---------- Data for this task ----------

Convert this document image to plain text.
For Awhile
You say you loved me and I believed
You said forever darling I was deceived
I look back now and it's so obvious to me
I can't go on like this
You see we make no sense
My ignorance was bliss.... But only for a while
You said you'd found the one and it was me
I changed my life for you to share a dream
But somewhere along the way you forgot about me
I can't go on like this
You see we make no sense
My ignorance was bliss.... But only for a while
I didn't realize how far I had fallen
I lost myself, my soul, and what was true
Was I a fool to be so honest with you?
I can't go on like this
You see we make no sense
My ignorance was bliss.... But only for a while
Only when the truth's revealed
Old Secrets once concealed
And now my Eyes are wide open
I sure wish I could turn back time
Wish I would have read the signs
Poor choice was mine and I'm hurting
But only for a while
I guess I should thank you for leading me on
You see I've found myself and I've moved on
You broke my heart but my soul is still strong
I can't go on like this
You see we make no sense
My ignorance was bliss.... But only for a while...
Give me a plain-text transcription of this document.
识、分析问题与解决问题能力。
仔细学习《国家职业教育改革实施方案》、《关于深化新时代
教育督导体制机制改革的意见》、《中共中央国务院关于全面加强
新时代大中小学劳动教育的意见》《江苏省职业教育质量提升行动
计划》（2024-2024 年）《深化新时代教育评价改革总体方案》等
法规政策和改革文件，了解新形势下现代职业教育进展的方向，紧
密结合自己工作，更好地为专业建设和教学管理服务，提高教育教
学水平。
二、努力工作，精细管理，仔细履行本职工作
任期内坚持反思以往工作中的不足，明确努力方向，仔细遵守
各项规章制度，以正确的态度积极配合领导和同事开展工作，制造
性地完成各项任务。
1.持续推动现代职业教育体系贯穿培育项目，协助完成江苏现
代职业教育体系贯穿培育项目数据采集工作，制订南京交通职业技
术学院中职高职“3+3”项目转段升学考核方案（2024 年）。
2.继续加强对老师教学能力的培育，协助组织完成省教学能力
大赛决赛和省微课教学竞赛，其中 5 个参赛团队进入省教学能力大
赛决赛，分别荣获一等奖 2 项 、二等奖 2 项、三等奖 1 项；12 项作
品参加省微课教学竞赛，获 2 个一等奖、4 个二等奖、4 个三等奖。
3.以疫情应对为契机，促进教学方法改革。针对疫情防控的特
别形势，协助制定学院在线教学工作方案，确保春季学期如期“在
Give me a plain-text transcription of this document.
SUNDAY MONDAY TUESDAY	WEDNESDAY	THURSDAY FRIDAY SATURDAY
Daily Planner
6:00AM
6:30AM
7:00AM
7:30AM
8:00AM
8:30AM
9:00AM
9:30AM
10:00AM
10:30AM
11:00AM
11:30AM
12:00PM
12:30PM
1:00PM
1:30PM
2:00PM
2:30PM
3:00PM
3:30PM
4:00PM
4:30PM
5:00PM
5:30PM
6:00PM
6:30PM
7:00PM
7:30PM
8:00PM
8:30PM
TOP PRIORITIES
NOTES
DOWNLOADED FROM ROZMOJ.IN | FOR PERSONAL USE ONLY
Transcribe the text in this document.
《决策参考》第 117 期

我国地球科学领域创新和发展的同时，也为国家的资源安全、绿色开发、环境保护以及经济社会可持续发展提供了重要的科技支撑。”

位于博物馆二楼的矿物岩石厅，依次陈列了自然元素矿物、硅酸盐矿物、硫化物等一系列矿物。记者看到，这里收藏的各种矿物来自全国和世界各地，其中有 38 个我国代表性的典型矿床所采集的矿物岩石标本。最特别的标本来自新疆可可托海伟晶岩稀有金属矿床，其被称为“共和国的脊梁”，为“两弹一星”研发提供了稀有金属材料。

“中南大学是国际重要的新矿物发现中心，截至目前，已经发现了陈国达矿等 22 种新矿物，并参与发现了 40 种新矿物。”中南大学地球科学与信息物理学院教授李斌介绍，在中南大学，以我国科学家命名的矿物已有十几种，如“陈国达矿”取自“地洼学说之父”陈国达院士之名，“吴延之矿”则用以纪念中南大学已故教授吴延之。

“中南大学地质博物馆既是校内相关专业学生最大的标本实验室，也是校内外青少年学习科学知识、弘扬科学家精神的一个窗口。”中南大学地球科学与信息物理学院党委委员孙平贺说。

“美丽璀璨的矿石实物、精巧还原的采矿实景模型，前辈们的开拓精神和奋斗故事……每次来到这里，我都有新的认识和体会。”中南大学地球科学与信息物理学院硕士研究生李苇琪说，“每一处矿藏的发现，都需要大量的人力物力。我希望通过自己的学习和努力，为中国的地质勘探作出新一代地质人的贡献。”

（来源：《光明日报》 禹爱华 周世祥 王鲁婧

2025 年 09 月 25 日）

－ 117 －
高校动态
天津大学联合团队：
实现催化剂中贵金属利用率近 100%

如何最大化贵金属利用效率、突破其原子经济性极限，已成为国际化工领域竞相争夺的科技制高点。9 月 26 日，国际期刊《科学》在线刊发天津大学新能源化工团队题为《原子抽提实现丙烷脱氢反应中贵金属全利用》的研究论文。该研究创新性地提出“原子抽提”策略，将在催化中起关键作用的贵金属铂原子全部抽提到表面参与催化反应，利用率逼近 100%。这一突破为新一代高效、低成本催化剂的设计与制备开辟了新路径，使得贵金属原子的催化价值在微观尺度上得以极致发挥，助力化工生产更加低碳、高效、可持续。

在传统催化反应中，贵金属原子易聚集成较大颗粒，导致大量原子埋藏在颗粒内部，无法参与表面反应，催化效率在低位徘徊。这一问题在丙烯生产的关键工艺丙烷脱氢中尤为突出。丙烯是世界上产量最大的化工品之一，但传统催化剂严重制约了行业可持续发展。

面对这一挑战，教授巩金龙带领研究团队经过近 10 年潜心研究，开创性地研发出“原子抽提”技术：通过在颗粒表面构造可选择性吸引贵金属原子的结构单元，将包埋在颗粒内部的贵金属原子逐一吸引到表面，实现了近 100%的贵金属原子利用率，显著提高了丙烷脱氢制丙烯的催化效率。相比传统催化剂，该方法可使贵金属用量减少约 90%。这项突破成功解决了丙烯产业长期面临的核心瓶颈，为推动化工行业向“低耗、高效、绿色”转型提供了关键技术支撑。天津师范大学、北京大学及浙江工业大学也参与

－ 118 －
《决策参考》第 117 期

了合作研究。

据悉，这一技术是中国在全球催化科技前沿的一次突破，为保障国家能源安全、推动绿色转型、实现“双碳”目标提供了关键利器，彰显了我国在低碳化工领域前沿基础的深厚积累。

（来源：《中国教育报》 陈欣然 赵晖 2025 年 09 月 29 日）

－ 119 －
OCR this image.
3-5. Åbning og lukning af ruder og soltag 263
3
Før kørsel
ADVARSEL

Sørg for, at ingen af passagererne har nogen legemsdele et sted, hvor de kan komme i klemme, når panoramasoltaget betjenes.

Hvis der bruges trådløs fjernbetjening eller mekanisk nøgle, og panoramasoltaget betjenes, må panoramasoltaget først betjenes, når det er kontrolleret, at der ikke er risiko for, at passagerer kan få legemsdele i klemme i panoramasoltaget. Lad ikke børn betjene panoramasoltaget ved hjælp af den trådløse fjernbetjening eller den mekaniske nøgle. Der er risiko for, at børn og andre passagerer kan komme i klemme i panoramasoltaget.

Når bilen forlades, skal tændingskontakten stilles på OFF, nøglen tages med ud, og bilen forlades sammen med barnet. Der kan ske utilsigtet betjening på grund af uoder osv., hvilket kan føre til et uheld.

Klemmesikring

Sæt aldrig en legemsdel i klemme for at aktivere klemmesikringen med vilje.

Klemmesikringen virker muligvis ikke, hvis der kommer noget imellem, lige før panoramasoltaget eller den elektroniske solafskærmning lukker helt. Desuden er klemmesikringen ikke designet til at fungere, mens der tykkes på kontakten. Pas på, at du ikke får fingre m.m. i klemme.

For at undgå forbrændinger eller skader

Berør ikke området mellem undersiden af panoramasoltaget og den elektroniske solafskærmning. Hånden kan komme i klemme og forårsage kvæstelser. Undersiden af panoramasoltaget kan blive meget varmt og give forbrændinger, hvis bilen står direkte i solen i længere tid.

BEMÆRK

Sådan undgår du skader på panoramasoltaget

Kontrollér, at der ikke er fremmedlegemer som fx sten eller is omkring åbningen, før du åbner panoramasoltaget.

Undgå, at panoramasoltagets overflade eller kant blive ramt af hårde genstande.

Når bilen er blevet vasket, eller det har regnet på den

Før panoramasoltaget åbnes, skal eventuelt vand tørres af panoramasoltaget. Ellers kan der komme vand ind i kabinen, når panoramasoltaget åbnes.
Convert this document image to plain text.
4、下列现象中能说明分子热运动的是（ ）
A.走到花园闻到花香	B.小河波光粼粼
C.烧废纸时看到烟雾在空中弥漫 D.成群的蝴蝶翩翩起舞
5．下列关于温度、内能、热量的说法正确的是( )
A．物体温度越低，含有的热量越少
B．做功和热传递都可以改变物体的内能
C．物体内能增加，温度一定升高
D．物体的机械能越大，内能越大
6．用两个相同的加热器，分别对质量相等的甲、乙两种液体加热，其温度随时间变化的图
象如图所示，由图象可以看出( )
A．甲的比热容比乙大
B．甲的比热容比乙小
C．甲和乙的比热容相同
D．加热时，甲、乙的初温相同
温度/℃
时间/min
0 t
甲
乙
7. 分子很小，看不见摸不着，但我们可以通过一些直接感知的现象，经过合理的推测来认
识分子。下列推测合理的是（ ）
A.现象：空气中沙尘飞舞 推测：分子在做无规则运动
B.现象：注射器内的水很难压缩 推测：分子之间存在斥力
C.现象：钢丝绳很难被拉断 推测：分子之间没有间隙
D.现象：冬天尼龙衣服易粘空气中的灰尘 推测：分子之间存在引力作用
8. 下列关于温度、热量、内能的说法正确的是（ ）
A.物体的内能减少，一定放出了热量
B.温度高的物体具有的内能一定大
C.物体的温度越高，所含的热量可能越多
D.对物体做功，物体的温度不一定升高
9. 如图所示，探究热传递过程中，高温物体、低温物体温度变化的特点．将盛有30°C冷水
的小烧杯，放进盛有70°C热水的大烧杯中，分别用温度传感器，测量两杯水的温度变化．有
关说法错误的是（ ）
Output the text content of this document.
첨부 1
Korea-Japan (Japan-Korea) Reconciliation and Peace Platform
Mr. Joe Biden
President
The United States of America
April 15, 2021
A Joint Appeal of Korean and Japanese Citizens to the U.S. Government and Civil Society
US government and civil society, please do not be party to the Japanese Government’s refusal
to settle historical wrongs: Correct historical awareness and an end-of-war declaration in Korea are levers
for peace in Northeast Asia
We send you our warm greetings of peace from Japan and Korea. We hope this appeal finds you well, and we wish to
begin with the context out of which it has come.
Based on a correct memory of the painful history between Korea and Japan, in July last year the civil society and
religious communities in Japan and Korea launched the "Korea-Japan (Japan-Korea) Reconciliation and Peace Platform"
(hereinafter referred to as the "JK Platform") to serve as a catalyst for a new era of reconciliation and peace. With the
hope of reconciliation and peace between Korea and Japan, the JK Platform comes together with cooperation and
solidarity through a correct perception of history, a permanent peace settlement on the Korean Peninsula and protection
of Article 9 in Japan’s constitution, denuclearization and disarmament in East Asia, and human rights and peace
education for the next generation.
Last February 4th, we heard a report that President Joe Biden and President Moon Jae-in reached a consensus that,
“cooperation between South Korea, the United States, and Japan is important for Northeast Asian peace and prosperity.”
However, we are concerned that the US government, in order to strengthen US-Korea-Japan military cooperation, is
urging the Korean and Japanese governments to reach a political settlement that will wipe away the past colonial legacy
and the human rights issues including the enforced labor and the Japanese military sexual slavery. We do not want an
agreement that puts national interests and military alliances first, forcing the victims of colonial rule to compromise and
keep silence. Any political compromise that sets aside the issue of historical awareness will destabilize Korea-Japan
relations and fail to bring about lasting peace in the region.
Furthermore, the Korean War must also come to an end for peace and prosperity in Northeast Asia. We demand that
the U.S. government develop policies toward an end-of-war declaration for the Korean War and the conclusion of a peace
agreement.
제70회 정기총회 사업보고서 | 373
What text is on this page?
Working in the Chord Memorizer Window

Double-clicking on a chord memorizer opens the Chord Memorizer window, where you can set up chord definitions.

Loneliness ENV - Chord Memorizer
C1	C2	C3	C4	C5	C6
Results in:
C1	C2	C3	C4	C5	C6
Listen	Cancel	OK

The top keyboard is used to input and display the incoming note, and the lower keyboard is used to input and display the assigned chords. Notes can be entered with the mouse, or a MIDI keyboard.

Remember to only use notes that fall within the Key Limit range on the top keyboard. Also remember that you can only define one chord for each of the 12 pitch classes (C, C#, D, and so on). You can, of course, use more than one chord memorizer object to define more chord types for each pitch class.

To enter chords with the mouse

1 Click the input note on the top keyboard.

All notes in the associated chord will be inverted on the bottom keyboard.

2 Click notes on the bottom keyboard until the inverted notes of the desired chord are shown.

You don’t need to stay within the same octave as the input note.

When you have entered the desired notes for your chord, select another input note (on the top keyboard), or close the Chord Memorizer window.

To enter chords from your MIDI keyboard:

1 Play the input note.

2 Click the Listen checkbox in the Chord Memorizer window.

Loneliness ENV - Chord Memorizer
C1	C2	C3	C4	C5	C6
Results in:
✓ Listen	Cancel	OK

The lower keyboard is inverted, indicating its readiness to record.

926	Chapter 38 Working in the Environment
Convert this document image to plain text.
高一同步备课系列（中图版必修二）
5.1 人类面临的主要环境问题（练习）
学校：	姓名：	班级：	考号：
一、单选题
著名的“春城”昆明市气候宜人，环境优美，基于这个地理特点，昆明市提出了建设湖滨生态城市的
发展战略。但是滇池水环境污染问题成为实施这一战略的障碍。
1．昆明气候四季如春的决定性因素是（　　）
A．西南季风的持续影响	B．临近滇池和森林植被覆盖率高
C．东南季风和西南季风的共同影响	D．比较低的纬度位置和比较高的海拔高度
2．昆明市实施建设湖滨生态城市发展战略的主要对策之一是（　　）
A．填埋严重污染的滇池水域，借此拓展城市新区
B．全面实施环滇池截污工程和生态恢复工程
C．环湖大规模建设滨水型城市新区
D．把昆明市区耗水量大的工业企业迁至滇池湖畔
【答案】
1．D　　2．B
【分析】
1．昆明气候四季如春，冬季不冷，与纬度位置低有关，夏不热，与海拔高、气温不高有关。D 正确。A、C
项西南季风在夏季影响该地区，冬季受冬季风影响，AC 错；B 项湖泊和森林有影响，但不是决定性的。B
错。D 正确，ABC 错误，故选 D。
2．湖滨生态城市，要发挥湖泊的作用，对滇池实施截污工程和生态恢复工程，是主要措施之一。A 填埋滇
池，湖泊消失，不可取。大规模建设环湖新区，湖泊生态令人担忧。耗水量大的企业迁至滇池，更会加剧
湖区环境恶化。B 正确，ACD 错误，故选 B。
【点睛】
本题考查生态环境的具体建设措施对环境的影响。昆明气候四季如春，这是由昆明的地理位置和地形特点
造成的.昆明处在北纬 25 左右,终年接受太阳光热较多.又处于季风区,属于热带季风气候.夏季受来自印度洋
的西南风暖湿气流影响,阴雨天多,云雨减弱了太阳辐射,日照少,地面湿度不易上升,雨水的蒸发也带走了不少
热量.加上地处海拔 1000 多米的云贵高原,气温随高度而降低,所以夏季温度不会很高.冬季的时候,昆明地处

----------

-- What you need to do --
Copy each line above that contains the string "military".

-- Response to the exercise --
However, we are concerned that the US government, in order to strengthen US-Korea-Japan military cooperation, is
and the human rights issues including the enforced labor and the Japanese military sexual slavery. We do not want an
agreement that puts national interests and military alliances first, forcing the victims of colonial rule to compromise and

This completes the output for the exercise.